The exercise:
Return every line of the material below verbatim, changing nothing.

* BEGIN *

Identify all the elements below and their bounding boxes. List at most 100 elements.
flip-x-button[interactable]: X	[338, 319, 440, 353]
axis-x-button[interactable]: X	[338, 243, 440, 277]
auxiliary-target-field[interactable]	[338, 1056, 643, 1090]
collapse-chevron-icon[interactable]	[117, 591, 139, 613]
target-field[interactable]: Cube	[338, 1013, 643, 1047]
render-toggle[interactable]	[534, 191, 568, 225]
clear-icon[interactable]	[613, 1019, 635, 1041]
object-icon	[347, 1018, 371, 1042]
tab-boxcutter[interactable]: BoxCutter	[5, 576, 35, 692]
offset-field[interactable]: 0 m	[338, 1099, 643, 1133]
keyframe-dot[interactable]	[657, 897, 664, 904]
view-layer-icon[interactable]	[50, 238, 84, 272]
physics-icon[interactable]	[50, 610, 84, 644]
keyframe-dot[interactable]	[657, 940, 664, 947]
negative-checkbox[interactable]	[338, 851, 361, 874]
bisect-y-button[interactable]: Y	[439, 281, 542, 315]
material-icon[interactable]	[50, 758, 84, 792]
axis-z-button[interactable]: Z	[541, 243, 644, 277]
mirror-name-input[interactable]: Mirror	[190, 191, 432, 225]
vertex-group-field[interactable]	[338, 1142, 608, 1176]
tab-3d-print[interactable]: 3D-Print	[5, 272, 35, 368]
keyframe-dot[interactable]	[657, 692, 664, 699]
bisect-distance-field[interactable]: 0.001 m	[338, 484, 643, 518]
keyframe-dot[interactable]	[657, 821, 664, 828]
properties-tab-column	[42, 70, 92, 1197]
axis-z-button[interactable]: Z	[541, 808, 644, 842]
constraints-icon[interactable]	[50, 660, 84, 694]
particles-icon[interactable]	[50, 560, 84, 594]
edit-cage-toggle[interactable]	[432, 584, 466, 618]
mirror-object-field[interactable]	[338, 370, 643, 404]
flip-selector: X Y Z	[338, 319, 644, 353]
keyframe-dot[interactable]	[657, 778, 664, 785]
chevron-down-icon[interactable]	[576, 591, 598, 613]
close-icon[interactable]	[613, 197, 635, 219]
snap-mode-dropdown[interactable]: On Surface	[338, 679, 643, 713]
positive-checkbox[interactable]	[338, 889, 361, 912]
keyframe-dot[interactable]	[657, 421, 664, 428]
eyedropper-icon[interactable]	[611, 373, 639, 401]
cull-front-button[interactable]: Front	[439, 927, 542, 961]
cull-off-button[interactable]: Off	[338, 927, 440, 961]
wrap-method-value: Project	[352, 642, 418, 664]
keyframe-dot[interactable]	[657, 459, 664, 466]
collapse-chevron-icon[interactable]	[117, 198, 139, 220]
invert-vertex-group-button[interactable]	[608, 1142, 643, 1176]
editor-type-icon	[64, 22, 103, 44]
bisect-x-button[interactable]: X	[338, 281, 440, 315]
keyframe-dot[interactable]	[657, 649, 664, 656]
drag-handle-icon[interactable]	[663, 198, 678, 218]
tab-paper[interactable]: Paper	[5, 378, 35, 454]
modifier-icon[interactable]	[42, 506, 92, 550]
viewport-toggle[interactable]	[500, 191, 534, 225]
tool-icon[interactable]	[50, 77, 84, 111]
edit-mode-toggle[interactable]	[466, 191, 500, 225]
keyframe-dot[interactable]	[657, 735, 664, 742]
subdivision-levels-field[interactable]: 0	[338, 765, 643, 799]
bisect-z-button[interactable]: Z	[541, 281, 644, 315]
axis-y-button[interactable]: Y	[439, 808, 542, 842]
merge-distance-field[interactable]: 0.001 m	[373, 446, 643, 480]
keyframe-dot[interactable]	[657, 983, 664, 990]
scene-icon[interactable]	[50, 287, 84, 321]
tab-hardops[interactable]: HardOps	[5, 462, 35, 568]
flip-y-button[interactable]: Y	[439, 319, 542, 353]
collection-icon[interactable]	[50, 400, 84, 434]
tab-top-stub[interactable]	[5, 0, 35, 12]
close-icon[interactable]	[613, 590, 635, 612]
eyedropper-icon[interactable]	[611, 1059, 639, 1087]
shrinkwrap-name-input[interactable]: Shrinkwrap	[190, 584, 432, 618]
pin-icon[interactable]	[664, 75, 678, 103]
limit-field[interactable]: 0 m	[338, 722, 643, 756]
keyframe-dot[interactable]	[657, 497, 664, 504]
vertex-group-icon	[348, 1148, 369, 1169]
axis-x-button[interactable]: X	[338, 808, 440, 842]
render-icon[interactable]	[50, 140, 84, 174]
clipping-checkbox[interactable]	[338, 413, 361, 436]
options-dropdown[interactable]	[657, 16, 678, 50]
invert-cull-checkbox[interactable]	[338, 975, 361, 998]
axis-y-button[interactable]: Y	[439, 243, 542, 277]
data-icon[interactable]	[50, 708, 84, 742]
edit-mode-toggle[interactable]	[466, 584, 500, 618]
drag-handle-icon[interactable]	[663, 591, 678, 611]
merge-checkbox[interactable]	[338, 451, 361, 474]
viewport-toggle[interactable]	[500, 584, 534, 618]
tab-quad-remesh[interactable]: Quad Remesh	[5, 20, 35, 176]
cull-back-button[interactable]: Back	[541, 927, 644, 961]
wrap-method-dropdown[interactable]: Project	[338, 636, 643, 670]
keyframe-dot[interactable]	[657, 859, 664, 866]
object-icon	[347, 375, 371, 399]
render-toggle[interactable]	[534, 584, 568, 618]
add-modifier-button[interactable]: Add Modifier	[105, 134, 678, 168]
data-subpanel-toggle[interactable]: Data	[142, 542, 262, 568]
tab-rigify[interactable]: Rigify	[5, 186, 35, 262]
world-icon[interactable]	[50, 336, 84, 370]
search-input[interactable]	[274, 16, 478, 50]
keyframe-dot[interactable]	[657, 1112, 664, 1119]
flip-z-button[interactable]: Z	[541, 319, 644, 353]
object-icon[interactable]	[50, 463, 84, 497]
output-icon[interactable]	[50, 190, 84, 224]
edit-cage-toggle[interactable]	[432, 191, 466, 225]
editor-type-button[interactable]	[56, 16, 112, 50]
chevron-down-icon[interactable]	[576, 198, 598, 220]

* END *

Task response:
Identify all the elements below and their bounding boxes. List at most 100 elements.
flip-x-button[interactable]: X	[338, 319, 440, 353]
axis-x-button[interactable]: X	[338, 243, 440, 277]
auxiliary-target-field[interactable]	[338, 1056, 643, 1090]
collapse-chevron-icon[interactable]	[117, 591, 139, 613]
target-field[interactable]: Cube	[338, 1013, 643, 1047]
render-toggle[interactable]	[534, 191, 568, 225]
clear-icon[interactable]	[613, 1019, 635, 1041]
object-icon	[347, 1018, 371, 1042]
tab-boxcutter[interactable]: BoxCutter	[5, 576, 35, 692]
offset-field[interactable]: 0 m	[338, 1099, 643, 1133]
keyframe-dot[interactable]	[657, 897, 664, 904]
view-layer-icon[interactable]	[50, 238, 84, 272]
physics-icon[interactable]	[50, 610, 84, 644]
keyframe-dot[interactable]	[657, 940, 664, 947]
negative-checkbox[interactable]	[338, 851, 361, 874]
bisect-y-button[interactable]: Y	[439, 281, 542, 315]
material-icon[interactable]	[50, 758, 84, 792]
axis-z-button[interactable]: Z	[541, 243, 644, 277]
mirror-name-input[interactable]: Mirror	[190, 191, 432, 225]
vertex-group-field[interactable]	[338, 1142, 608, 1176]
tab-3d-print[interactable]: 3D-Print	[5, 272, 35, 368]
keyframe-dot[interactable]	[657, 692, 664, 699]
bisect-distance-field[interactable]: 0.001 m	[338, 484, 643, 518]
keyframe-dot[interactable]	[657, 821, 664, 828]
properties-tab-column	[42, 70, 92, 1197]
axis-z-button[interactable]: Z	[541, 808, 644, 842]
constraints-icon[interactable]	[50, 660, 84, 694]
particles-icon[interactable]	[50, 560, 84, 594]
edit-cage-toggle[interactable]	[432, 584, 466, 618]
mirror-object-field[interactable]	[338, 370, 643, 404]
flip-selector: X Y Z	[338, 319, 644, 353]
keyframe-dot[interactable]	[657, 778, 664, 785]
chevron-down-icon[interactable]	[576, 591, 598, 613]
close-icon[interactable]	[613, 197, 635, 219]
snap-mode-dropdown[interactable]: On Surface	[338, 679, 643, 713]
positive-checkbox[interactable]	[338, 889, 361, 912]
keyframe-dot[interactable]	[657, 421, 664, 428]
eyedropper-icon[interactable]	[611, 373, 639, 401]
cull-front-button[interactable]: Front	[439, 927, 542, 961]
cull-off-button[interactable]: Off	[338, 927, 440, 961]
wrap-method-value: Project	[352, 642, 418, 664]
keyframe-dot[interactable]	[657, 459, 664, 466]
collapse-chevron-icon[interactable]	[117, 198, 139, 220]
invert-vertex-group-button[interactable]	[608, 1142, 643, 1176]
editor-type-icon	[64, 22, 103, 44]
bisect-x-button[interactable]: X	[338, 281, 440, 315]
keyframe-dot[interactable]	[657, 649, 664, 656]
drag-handle-icon[interactable]	[663, 198, 678, 218]
tab-paper[interactable]: Paper	[5, 378, 35, 454]
modifier-icon[interactable]	[42, 506, 92, 550]
viewport-toggle[interactable]	[500, 191, 534, 225]
tool-icon[interactable]	[50, 77, 84, 111]
edit-mode-toggle[interactable]	[466, 191, 500, 225]
keyframe-dot[interactable]	[657, 735, 664, 742]
subdivision-levels-field[interactable]: 0	[338, 765, 643, 799]
bisect-z-button[interactable]: Z	[541, 281, 644, 315]
axis-y-button[interactable]: Y	[439, 808, 542, 842]
merge-distance-field[interactable]: 0.001 m	[373, 446, 643, 480]
keyframe-dot[interactable]	[657, 983, 664, 990]
scene-icon[interactable]	[50, 287, 84, 321]
tab-hardops[interactable]: HardOps	[5, 462, 35, 568]
flip-y-button[interactable]: Y	[439, 319, 542, 353]
collection-icon[interactable]	[50, 400, 84, 434]
tab-top-stub[interactable]	[5, 0, 35, 12]
close-icon[interactable]	[613, 590, 635, 612]
eyedropper-icon[interactable]	[611, 1059, 639, 1087]
shrinkwrap-name-input[interactable]: Shrinkwrap	[190, 584, 432, 618]
pin-icon[interactable]	[664, 75, 678, 103]
limit-field[interactable]: 0 m	[338, 722, 643, 756]
keyframe-dot[interactable]	[657, 497, 664, 504]
vertex-group-icon	[348, 1148, 369, 1169]
axis-x-button[interactable]: X	[338, 808, 440, 842]
render-icon[interactable]	[50, 140, 84, 174]
clipping-checkbox[interactable]	[338, 413, 361, 436]
options-dropdown[interactable]	[657, 16, 678, 50]
invert-cull-checkbox[interactable]	[338, 975, 361, 998]
axis-y-button[interactable]: Y	[439, 243, 542, 277]
data-icon[interactable]	[50, 708, 84, 742]
edit-mode-toggle[interactable]	[466, 584, 500, 618]
drag-handle-icon[interactable]	[663, 591, 678, 611]
merge-checkbox[interactable]	[338, 451, 361, 474]
viewport-toggle[interactable]	[500, 584, 534, 618]
tab-quad-remesh[interactable]: Quad Remesh	[5, 20, 35, 176]
cull-back-button[interactable]: Back	[541, 927, 644, 961]
wrap-method-dropdown[interactable]: Project	[338, 636, 643, 670]
keyframe-dot[interactable]	[657, 859, 664, 866]
object-icon	[347, 375, 371, 399]
render-toggle[interactable]	[534, 584, 568, 618]
add-modifier-button[interactable]: Add Modifier	[105, 134, 678, 168]
data-subpanel-toggle[interactable]: Data	[142, 542, 262, 568]
tab-rigify[interactable]: Rigify	[5, 186, 35, 262]
world-icon[interactable]	[50, 336, 84, 370]
search-input[interactable]	[274, 16, 478, 50]
keyframe-dot[interactable]	[657, 1112, 664, 1119]
flip-z-button[interactable]: Z	[541, 319, 644, 353]
object-icon[interactable]	[50, 463, 84, 497]
output-icon[interactable]	[50, 190, 84, 224]
edit-cage-toggle[interactable]	[432, 191, 466, 225]
editor-type-button[interactable]	[56, 16, 112, 50]
chevron-down-icon[interactable]	[576, 198, 598, 220]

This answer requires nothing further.